_Set problem:_ Write out each entry, exactly the way it appears.

Dataset rows:
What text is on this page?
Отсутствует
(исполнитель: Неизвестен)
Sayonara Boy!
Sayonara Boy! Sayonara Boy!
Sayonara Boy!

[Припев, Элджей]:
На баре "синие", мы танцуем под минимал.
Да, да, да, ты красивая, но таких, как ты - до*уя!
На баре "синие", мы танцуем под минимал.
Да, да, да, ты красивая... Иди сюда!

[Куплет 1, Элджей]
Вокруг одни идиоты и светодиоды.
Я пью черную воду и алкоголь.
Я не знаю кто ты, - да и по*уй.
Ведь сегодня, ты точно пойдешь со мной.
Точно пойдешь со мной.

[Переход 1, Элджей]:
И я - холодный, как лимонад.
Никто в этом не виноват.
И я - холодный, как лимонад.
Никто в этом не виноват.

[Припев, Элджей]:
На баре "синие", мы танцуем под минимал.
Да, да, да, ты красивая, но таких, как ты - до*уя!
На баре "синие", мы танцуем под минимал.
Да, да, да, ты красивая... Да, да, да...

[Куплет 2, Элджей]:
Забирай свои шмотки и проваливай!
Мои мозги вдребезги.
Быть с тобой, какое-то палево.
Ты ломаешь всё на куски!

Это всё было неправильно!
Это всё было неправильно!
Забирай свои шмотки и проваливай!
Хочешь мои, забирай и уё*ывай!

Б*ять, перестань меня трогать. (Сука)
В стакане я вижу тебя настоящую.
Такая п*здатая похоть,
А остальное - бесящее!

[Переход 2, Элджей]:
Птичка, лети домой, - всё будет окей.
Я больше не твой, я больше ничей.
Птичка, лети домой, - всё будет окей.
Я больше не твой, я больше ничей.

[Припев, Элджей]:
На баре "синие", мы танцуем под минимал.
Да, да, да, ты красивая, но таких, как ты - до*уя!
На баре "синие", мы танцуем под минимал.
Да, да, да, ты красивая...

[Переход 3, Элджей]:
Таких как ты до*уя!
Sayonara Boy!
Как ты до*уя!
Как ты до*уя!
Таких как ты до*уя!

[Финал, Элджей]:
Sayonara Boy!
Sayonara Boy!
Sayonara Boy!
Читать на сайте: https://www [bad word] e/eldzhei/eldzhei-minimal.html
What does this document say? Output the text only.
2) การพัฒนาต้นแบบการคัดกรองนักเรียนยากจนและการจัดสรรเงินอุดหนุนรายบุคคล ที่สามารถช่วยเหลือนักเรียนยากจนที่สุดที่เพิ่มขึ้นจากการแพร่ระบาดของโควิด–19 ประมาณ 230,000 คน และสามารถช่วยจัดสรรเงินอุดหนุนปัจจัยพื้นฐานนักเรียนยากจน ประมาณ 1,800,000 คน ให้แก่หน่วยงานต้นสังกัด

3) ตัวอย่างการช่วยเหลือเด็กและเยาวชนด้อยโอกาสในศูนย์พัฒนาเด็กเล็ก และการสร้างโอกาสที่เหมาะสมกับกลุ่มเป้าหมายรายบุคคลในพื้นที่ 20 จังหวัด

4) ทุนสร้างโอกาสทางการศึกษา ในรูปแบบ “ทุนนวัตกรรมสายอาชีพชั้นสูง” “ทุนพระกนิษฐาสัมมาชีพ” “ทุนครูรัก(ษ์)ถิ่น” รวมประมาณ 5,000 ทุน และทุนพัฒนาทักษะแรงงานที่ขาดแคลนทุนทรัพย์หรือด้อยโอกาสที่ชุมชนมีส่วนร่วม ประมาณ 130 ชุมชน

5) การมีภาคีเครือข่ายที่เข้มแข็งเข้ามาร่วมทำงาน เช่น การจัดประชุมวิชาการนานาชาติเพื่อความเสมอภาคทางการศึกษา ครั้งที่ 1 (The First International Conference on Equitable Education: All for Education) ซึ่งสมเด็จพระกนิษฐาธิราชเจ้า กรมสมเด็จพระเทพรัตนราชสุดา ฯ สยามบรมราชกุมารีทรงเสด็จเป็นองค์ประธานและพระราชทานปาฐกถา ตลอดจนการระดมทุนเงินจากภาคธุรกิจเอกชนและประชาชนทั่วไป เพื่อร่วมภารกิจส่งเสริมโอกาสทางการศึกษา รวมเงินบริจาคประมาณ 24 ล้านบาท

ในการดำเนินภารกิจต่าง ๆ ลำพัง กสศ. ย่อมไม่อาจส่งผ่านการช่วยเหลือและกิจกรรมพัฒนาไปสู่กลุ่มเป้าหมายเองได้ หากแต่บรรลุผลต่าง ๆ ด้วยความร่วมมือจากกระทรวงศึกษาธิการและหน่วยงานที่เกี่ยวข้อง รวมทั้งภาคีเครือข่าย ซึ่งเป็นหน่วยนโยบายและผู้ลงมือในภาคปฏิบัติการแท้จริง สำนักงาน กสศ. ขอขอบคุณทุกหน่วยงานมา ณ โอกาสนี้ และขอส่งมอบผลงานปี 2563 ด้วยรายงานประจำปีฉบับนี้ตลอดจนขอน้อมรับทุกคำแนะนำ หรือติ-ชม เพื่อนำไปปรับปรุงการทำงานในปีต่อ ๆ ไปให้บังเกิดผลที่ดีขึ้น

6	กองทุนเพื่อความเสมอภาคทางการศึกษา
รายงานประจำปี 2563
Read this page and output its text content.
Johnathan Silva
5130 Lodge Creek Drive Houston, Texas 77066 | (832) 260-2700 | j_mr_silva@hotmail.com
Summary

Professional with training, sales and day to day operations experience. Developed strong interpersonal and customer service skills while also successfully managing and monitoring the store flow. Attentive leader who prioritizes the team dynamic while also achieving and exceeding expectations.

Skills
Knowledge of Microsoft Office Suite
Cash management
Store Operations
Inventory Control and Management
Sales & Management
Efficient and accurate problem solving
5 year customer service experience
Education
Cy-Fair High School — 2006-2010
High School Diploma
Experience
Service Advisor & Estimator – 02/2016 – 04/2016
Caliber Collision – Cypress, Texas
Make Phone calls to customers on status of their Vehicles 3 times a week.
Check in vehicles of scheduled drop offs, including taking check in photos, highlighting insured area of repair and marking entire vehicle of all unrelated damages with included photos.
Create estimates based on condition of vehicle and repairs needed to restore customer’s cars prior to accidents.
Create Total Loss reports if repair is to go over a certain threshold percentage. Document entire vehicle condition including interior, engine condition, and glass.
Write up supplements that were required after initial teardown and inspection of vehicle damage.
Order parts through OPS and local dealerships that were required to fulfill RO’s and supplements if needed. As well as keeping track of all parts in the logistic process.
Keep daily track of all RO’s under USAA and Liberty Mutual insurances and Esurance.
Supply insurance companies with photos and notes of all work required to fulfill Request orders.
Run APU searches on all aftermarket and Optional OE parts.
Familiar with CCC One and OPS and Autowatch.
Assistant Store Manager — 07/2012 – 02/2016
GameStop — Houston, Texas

_Worked solution:_
What text is on this page?
Отсутствует
(исполнитель: Неизвестен)
Sayonara Boy!
Sayonara Boy! Sayonara Boy!
Sayonara Boy!

[Припев, Элджей]:
На баре "синие", мы танцуем под минимал.
Да, да, да, ты красивая, но таких, как ты - до*уя!
На баре "синие", мы танцуем под минимал.
Да, да, да, ты красивая... Иди сюда!

[Куплет 1, Элджей]
Вокруг одни идиоты и светодиоды.
Я пью черную воду и алкоголь.
Я не знаю кто ты, - да и по*уй.
Ведь сегодня, ты точно пойдешь со мной.
Точно пойдешь со мной.

[Переход 1, Элджей]:
И я - холодный, как лимонад.
Никто в этом не виноват.
И я - холодный, как лимонад.
Никто в этом не виноват.

[Припев, Элджей]:
На баре "синие", мы танцуем под минимал.
Да, да, да, ты красивая, но таких, как ты - до*уя!
На баре "синие", мы танцуем под минимал.
Да, да, да, ты красивая... Да, да, да...

[Куплет 2, Элджей]:
Забирай свои шмотки и проваливай!
Мои мозги вдребезги.
Быть с тобой, какое-то палево.
Ты ломаешь всё на куски!

Это всё было неправильно!
Это всё было неправильно!
Забирай свои шмотки и проваливай!
Хочешь мои, забирай и уё*ывай!

Б*ять, перестань меня трогать. (Сука)
В стакане я вижу тебя настоящую.
Такая п*здатая похоть,
А остальное - бесящее!

[Переход 2, Элджей]:
Птичка, лети домой, - всё будет окей.
Я больше не твой, я больше ничей.
Птичка, лети домой, - всё будет окей.
Я больше не твой, я больше ничей.

[Припев, Элджей]:
На баре "синие", мы танцуем под минимал.
Да, да, да, ты красивая, но таких, как ты - до*уя!
На баре "синие", мы танцуем под минимал.
Да, да, да, ты красивая...

[Переход 3, Элджей]:
Таких как ты до*уя!
Sayonara Boy!
Как ты до*уя!
Как ты до*уя!
Таких как ты до*уя!

[Финал, Элджей]:
Sayonara Boy!
Sayonara Boy!
Sayonara Boy!
Читать на сайте: https://www [bad word] e/eldzhei/eldzhei-minimal.html
What does this document say? Output the text only.
2) การพัฒนาต้นแบบการคัดกรองนักเรียนยากจนและการจัดสรรเงินอุดหนุนรายบุคคล ที่สามารถช่วยเหลือนักเรียนยากจนที่สุดที่เพิ่มขึ้นจากการแพร่ระบาดของโควิด–19 ประมาณ 230,000 คน และสามารถช่วยจัดสรรเงินอุดหนุนปัจจัยพื้นฐานนักเรียนยากจน ประมาณ 1,800,000 คน ให้แก่หน่วยงานต้นสังกัด

3) ตัวอย่างการช่วยเหลือเด็กและเยาวชนด้อยโอกาสในศูนย์พัฒนาเด็กเล็ก และการสร้างโอกาสที่เหมาะสมกับกลุ่มเป้าหมายรายบุคคลในพื้นที่ 20 จังหวัด

4) ทุนสร้างโอกาสทางการศึกษา ในรูปแบบ “ทุนนวัตกรรมสายอาชีพชั้นสูง” “ทุนพระกนิษฐาสัมมาชีพ” “ทุนครูรัก(ษ์)ถิ่น” รวมประมาณ 5,000 ทุน และทุนพัฒนาทักษะแรงงานที่ขาดแคลนทุนทรัพย์หรือด้อยโอกาสที่ชุมชนมีส่วนร่วม ประมาณ 130 ชุมชน

5) การมีภาคีเครือข่ายที่เข้มแข็งเข้ามาร่วมทำงาน เช่น การจัดประชุมวิชาการนานาชาติเพื่อความเสมอภาคทางการศึกษา ครั้งที่ 1 (The First International Conference on Equitable Education: All for Education) ซึ่งสมเด็จพระกนิษฐาธิราชเจ้า กรมสมเด็จพระเทพรัตนราชสุดา ฯ สยามบรมราชกุมารีทรงเสด็จเป็นองค์ประธานและพระราชทานปาฐกถา ตลอดจนการระดมทุนเงินจากภาคธุรกิจเอกชนและประชาชนทั่วไป เพื่อร่วมภารกิจส่งเสริมโอกาสทางการศึกษา รวมเงินบริจาคประมาณ 24 ล้านบาท

ในการดำเนินภารกิจต่าง ๆ ลำพัง กสศ. ย่อมไม่อาจส่งผ่านการช่วยเหลือและกิจกรรมพัฒนาไปสู่กลุ่มเป้าหมายเองได้ หากแต่บรรลุผลต่าง ๆ ด้วยความร่วมมือจากกระทรวงศึกษาธิการและหน่วยงานที่เกี่ยวข้อง รวมทั้งภาคีเครือข่าย ซึ่งเป็นหน่วยนโยบายและผู้ลงมือในภาคปฏิบัติการแท้จริง สำนักงาน กสศ. ขอขอบคุณทุกหน่วยงานมา ณ โอกาสนี้ และขอส่งมอบผลงานปี 2563 ด้วยรายงานประจำปีฉบับนี้ตลอดจนขอน้อมรับทุกคำแนะนำ หรือติ-ชม เพื่อนำไปปรับปรุงการทำงานในปีต่อ ๆ ไปให้บังเกิดผลที่ดีขึ้น

6	กองทุนเพื่อความเสมอภาคทางการศึกษา
รายงานประจำปี 2563
Read this page and output its text content.
Johnathan Silva
5130 Lodge Creek Drive Houston, Texas 77066 | (832) 260-2700 | j_mr_silva@hotmail.com
Summary

Professional with training, sales and day to day operations experience. Developed strong interpersonal and customer service skills while also successfully managing and monitoring the store flow. Attentive leader who prioritizes the team dynamic while also achieving and exceeding expectations.

Skills
Knowledge of Microsoft Office Suite
Cash management
Store Operations
Inventory Control and Management
Sales & Management
Efficient and accurate problem solving
5 year customer service experience
Education
Cy-Fair High School — 2006-2010
High School Diploma
Experience
Service Advisor & Estimator – 02/2016 – 04/2016
Caliber Collision – Cypress, Texas
Make Phone calls to customers on status of their Vehicles 3 times a week.
Check in vehicles of scheduled drop offs, including taking check in photos, highlighting insured area of repair and marking entire vehicle of all unrelated damages with included photos.
Create estimates based on condition of vehicle and repairs needed to restore customer’s cars prior to accidents.
Create Total Loss reports if repair is to go over a certain threshold percentage. Document entire vehicle condition including interior, engine condition, and glass.
Write up supplements that were required after initial teardown and inspection of vehicle damage.
Order parts through OPS and local dealerships that were required to fulfill RO’s and supplements if needed. As well as keeping track of all parts in the logistic process.
Keep daily track of all RO’s under USAA and Liberty Mutual insurances and Esurance.
Supply insurance companies with photos and notes of all work required to fulfill Request orders.
Run APU searches on all aftermarket and Optional OE parts.
Familiar with CCC One and OPS and Autowatch.
Assistant Store Manager — 07/2012 – 02/2016
GameStop — Houston, Texas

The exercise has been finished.